Identify all lines below that hold "Road" and collect them.

● RECORD EXTRACTS

----

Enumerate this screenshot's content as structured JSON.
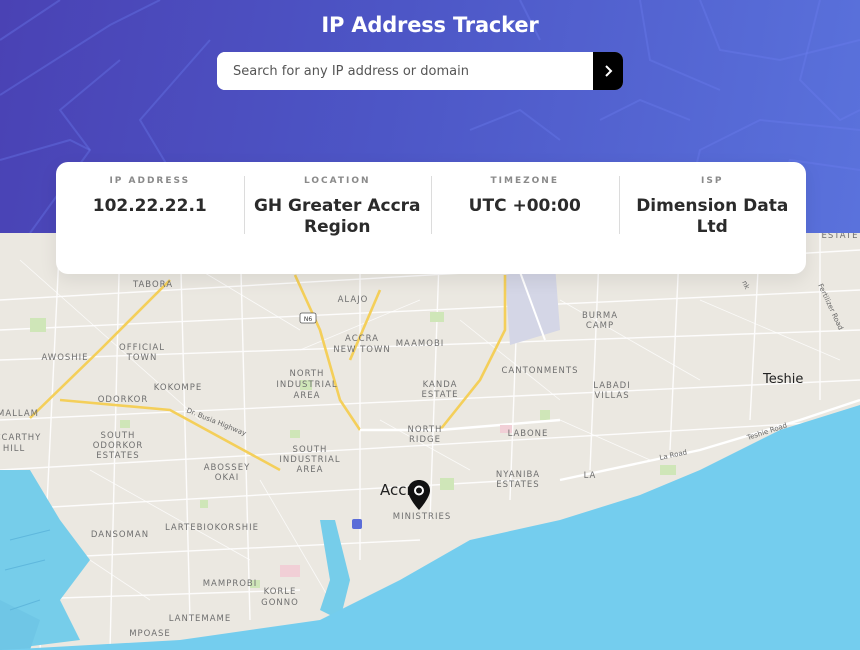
{
  "app": {
    "title": "IP Address Tracker"
  },
  "search": {
    "placeholder": "Search for any IP address or domain",
    "value": ""
  },
  "info": {
    "ip_label": "IP ADDRESS",
    "ip_value": "102.22.22.1",
    "location_label": "LOCATION",
    "location_value": "GH Greater Accra Region",
    "timezone_label": "TIMEZONE",
    "timezone_value": "UTC +00:00",
    "isp_label": "ISP",
    "isp_value": "Dimension Data Ltd"
  },
  "map": {
    "labels": {
      "tabora": "TABORA",
      "alajo": "ALAJO",
      "n6": "N6",
      "accra_new_town_1": "ACCRA",
      "accra_new_town_2": "NEW TOWN",
      "maamobi": "MAAMOBI",
      "burma_camp_1": "BURMA",
      "burma_camp_2": "CAMP",
      "official_town_1": "OFFICIAL",
      "official_town_2": "TOWN",
      "awoshie": "AWOSHIE",
      "north_ind_1": "NORTH",
      "north_ind_2": "INDUSTRIAL",
      "north_ind_3": "AREA",
      "kokompe": "KOKOMPE",
      "kanda_1": "KANDA",
      "kanda_2": "ESTATE",
      "cantonments": "CANTONMENTS",
      "labadi_1": "LABADI",
      "labadi_2": "VILLAS",
      "teshie": "Teshie",
      "odorkor": "ODORKOR",
      "mallam": "MALLAM",
      "mccarthy_1": "CCARTHY",
      "mccarthy_2": "HILL",
      "south_odorkor_1": "SOUTH",
      "south_odorkor_2": "ODORKOR",
      "south_odorkor_3": "ESTATES",
      "dr_busia": "Dr. Busia Highway",
      "north_ridge_1": "NORTH",
      "north_ridge_2": "RIDGE",
      "labone": "LABONE",
      "south_ind_1": "SOUTH",
      "south_ind_2": "INDUSTRIAL",
      "south_ind_3": "AREA",
      "abossey_1": "ABOSSEY",
      "abossey_2": "OKAI",
      "la_road": "La Road",
      "teshie_road": "Teshie Road",
      "nyaniba_1": "NYANIBA",
      "nyaniba_2": "ESTATES",
      "la": "LA",
      "accra": "Accra",
      "ministries": "MINISTRIES",
      "lartebiokorshie": "LARTEBIOKORSHIE",
      "dansoman": "DANSOMAN",
      "mamprobi": "MAMPROBI",
      "korle_1": "KORLE",
      "korle_2": "GONNO",
      "lantemame": "LANTEMAME",
      "mpoase": "MPOASE",
      "estate": "ESTATE",
      "ferlizer": "Fertilizer Road",
      "nk": "nk"
    }
  }
}
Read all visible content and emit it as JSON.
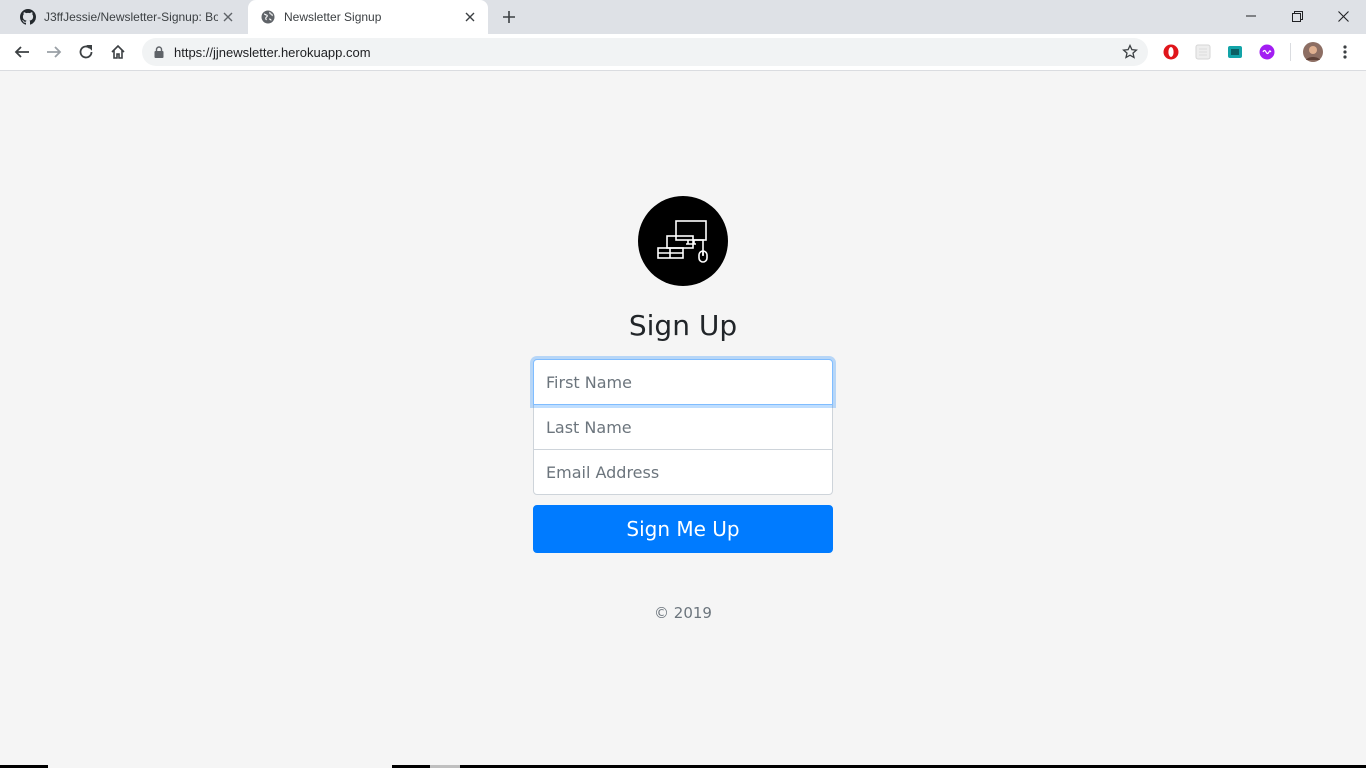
{
  "browser": {
    "tabs": [
      {
        "title": "J3ffJessie/Newsletter-Signup: Bo",
        "favicon": "github-icon",
        "active": false
      },
      {
        "title": "Newsletter Signup",
        "favicon": "globe-icon",
        "active": true
      }
    ],
    "url": "https://jjnewsletter.herokuapp.com",
    "extensions": [
      "opera-icon",
      "blank-extension-icon",
      "teal-extension-icon",
      "purple-extension-icon"
    ]
  },
  "page": {
    "heading": "Sign Up",
    "form": {
      "first_name_placeholder": "First Name",
      "last_name_placeholder": "Last Name",
      "email_placeholder": "Email Address",
      "submit_label": "Sign Me Up"
    },
    "footer": "© 2019"
  },
  "colors": {
    "primary": "#007bff",
    "background": "#f5f5f5",
    "logo": "#000000"
  }
}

----

● RESULT OF THE TASK
      "la_road": "La Road",
      "teshie_road": "Teshie Road",
      "ferlizer": "Fertilizer Road",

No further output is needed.